Extracted data entries
○ ○ ○ ○
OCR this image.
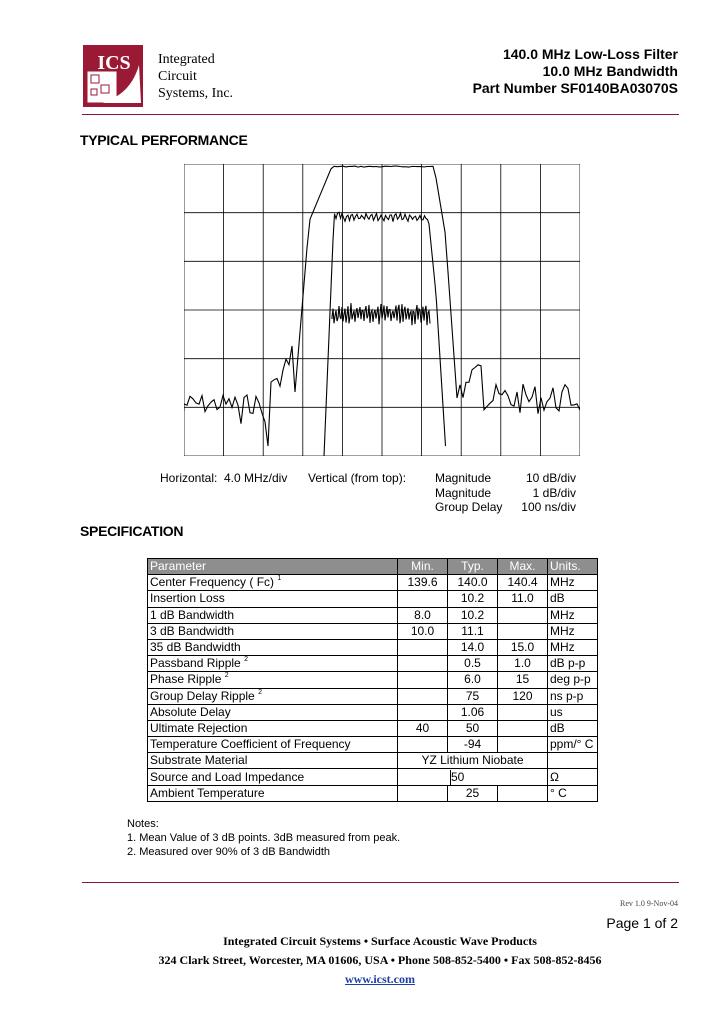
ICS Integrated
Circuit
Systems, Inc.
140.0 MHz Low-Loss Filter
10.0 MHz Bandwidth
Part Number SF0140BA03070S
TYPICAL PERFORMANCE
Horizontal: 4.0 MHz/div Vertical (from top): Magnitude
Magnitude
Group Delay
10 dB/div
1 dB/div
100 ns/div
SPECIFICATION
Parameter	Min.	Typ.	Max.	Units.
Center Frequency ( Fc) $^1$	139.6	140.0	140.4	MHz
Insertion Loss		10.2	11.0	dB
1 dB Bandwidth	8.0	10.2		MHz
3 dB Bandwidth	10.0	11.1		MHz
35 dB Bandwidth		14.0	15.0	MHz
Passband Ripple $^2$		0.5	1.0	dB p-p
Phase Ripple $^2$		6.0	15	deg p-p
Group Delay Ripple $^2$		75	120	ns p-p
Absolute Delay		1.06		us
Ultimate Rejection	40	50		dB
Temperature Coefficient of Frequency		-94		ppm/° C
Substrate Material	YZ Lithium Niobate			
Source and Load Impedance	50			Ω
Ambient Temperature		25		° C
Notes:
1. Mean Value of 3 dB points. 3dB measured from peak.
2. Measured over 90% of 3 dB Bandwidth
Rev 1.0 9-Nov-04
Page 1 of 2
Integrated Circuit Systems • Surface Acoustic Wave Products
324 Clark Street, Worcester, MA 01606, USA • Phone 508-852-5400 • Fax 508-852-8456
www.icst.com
○ ○ ○ ○
- [What you have to do]
Return all the entries word for word, but omit any pictures they contain.

- [Exercise response]
OCR this image.
ICS Integrated
Circuit
Systems, Inc.
140.0 MHz Low-Loss Filter
10.0 MHz Bandwidth
Part Number SF0140BA03070S
TYPICAL PERFORMANCE
Horizontal: 4.0 MHz/div Vertical (from top): Magnitude
Magnitude
Group Delay
10 dB/div
1 dB/div
100 ns/div
SPECIFICATION
Parameter	Min.	Typ.	Max.	Units.
Center Frequency ( Fc) $^1$	139.6	140.0	140.4	MHz
Insertion Loss		10.2	11.0	dB
1 dB Bandwidth	8.0	10.2		MHz
3 dB Bandwidth	10.0	11.1		MHz
35 dB Bandwidth		14.0	15.0	MHz
Passband Ripple $^2$		0.5	1.0	dB p-p
Phase Ripple $^2$		6.0	15	deg p-p
Group Delay Ripple $^2$		75	120	ns p-p
Absolute Delay		1.06		us
Ultimate Rejection	40	50		dB
Temperature Coefficient of Frequency		-94		ppm/° C
Substrate Material	YZ Lithium Niobate			
Source and Load Impedance	50			Ω
Ambient Temperature		25		° C
Notes:
1. Mean Value of 3 dB points. 3dB measured from peak.
2. Measured over 90% of 3 dB Bandwidth
Rev 1.0 9-Nov-04
Page 1 of 2
Integrated Circuit Systems • Surface Acoustic Wave Products
324 Clark Street, Worcester, MA 01606, USA • Phone 508-852-5400 • Fax 508-852-8456
www.icst.com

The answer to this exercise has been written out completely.